>> BEGIN Supplied information

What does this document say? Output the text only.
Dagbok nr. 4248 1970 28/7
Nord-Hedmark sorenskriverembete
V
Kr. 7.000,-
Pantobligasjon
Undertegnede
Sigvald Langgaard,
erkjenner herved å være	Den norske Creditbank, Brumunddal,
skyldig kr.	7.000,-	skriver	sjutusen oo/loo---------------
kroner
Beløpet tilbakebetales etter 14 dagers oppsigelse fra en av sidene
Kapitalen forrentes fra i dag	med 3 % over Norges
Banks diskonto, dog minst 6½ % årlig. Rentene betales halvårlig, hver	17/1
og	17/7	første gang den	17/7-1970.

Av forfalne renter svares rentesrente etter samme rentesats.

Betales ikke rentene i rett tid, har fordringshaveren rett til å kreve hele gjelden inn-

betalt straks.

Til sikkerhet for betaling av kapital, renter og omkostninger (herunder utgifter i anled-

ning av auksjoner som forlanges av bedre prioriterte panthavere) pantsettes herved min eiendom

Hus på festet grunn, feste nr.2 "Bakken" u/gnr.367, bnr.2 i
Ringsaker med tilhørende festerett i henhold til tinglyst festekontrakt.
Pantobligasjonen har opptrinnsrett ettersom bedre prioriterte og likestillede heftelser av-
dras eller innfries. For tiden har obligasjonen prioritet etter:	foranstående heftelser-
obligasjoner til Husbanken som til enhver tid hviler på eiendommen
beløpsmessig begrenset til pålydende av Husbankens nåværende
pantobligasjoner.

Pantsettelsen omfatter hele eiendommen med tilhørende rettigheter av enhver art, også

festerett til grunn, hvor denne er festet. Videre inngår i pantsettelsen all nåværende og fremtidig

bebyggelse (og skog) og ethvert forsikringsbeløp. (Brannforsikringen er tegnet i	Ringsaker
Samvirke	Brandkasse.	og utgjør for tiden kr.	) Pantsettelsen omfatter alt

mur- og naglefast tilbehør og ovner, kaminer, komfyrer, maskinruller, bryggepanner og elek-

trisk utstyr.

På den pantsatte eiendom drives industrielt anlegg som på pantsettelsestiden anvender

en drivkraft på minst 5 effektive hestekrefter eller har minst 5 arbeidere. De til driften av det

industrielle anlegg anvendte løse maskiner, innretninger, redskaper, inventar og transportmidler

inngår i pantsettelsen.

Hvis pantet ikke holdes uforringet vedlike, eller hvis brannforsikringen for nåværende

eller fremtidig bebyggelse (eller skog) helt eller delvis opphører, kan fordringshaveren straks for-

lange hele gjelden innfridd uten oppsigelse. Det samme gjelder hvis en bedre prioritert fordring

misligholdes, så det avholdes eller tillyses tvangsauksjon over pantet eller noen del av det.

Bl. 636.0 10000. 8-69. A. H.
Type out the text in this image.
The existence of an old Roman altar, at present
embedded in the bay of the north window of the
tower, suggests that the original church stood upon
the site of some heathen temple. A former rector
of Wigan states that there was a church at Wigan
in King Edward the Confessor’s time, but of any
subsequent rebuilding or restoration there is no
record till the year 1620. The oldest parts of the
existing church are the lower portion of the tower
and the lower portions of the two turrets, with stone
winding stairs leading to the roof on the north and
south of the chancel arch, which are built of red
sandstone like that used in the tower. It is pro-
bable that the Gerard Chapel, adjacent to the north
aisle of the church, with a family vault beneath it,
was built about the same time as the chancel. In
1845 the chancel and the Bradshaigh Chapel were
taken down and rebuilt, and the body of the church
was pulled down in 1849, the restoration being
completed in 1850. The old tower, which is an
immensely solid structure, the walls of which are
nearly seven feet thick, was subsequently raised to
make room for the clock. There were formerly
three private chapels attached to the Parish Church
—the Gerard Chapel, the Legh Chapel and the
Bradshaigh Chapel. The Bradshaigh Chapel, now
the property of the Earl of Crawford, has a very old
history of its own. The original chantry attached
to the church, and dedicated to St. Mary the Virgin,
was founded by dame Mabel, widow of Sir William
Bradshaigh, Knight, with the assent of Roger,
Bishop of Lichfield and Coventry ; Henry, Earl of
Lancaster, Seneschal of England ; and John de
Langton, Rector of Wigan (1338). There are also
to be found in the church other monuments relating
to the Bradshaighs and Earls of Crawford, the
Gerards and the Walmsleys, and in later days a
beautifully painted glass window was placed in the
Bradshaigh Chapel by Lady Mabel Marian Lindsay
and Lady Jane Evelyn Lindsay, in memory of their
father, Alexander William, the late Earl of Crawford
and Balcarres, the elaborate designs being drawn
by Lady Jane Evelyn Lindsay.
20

>> END Supplied information

▶ **Requirements**: Exactly as shown above, return every record.

▶ **Result of this exercise**:
What does this document say? Output the text only.
Dagbok nr. 4248 1970 28/7
Nord-Hedmark sorenskriverembete
V
Kr. 7.000,-
Pantobligasjon
Undertegnede
Sigvald Langgaard,
erkjenner herved å være	Den norske Creditbank, Brumunddal,
skyldig kr.	7.000,-	skriver	sjutusen oo/loo---------------
kroner
Beløpet tilbakebetales etter 14 dagers oppsigelse fra en av sidene
Kapitalen forrentes fra i dag	med 3 % over Norges
Banks diskonto, dog minst 6½ % årlig. Rentene betales halvårlig, hver	17/1
og	17/7	første gang den	17/7-1970.

Av forfalne renter svares rentesrente etter samme rentesats.

Betales ikke rentene i rett tid, har fordringshaveren rett til å kreve hele gjelden inn-

betalt straks.

Til sikkerhet for betaling av kapital, renter og omkostninger (herunder utgifter i anled-

ning av auksjoner som forlanges av bedre prioriterte panthavere) pantsettes herved min eiendom

Hus på festet grunn, feste nr.2 "Bakken" u/gnr.367, bnr.2 i
Ringsaker med tilhørende festerett i henhold til tinglyst festekontrakt.
Pantobligasjonen har opptrinnsrett ettersom bedre prioriterte og likestillede heftelser av-
dras eller innfries. For tiden har obligasjonen prioritet etter:	foranstående heftelser-
obligasjoner til Husbanken som til enhver tid hviler på eiendommen
beløpsmessig begrenset til pålydende av Husbankens nåværende
pantobligasjoner.

Pantsettelsen omfatter hele eiendommen med tilhørende rettigheter av enhver art, også

festerett til grunn, hvor denne er festet. Videre inngår i pantsettelsen all nåværende og fremtidig

bebyggelse (og skog) og ethvert forsikringsbeløp. (Brannforsikringen er tegnet i	Ringsaker
Samvirke	Brandkasse.	og utgjør for tiden kr.	) Pantsettelsen omfatter alt

mur- og naglefast tilbehør og ovner, kaminer, komfyrer, maskinruller, bryggepanner og elek-

trisk utstyr.

På den pantsatte eiendom drives industrielt anlegg som på pantsettelsestiden anvender

en drivkraft på minst 5 effektive hestekrefter eller har minst 5 arbeidere. De til driften av det

industrielle anlegg anvendte løse maskiner, innretninger, redskaper, inventar og transportmidler

inngår i pantsettelsen.

Hvis pantet ikke holdes uforringet vedlike, eller hvis brannforsikringen for nåværende

eller fremtidig bebyggelse (eller skog) helt eller delvis opphører, kan fordringshaveren straks for-

lange hele gjelden innfridd uten oppsigelse. Det samme gjelder hvis en bedre prioritert fordring

misligholdes, så det avholdes eller tillyses tvangsauksjon over pantet eller noen del av det.

Bl. 636.0 10000. 8-69. A. H.
Type out the text in this image.
The existence of an old Roman altar, at present
embedded in the bay of the north window of the
tower, suggests that the original church stood upon
the site of some heathen temple. A former rector
of Wigan states that there was a church at Wigan
in King Edward the Confessor’s time, but of any
subsequent rebuilding or restoration there is no
record till the year 1620. The oldest parts of the
existing church are the lower portion of the tower
and the lower portions of the two turrets, with stone
winding stairs leading to the roof on the north and
south of the chancel arch, which are built of red
sandstone like that used in the tower. It is pro-
bable that the Gerard Chapel, adjacent to the north
aisle of the church, with a family vault beneath it,
was built about the same time as the chancel. In
1845 the chancel and the Bradshaigh Chapel were
taken down and rebuilt, and the body of the church
was pulled down in 1849, the restoration being
completed in 1850. The old tower, which is an
immensely solid structure, the walls of which are
nearly seven feet thick, was subsequently raised to
make room for the clock. There were formerly
three private chapels attached to the Parish Church
—the Gerard Chapel, the Legh Chapel and the
Bradshaigh Chapel. The Bradshaigh Chapel, now
the property of the Earl of Crawford, has a very old
history of its own. The original chantry attached
to the church, and dedicated to St. Mary the Virgin,
was founded by dame Mabel, widow of Sir William
Bradshaigh, Knight, with the assent of Roger,
Bishop of Lichfield and Coventry ; Henry, Earl of
Lancaster, Seneschal of England ; and John de
Langton, Rector of Wigan (1338). There are also
to be found in the church other monuments relating
to the Bradshaighs and Earls of Crawford, the
Gerards and the Walmsleys, and in later days a
beautifully painted glass window was placed in the
Bradshaigh Chapel by Lady Mabel Marian Lindsay
and Lady Jane Evelyn Lindsay, in memory of their
father, Alexander William, the late Earl of Crawford
and Balcarres, the elaborate designs being drawn
by Lady Jane Evelyn Lindsay.
20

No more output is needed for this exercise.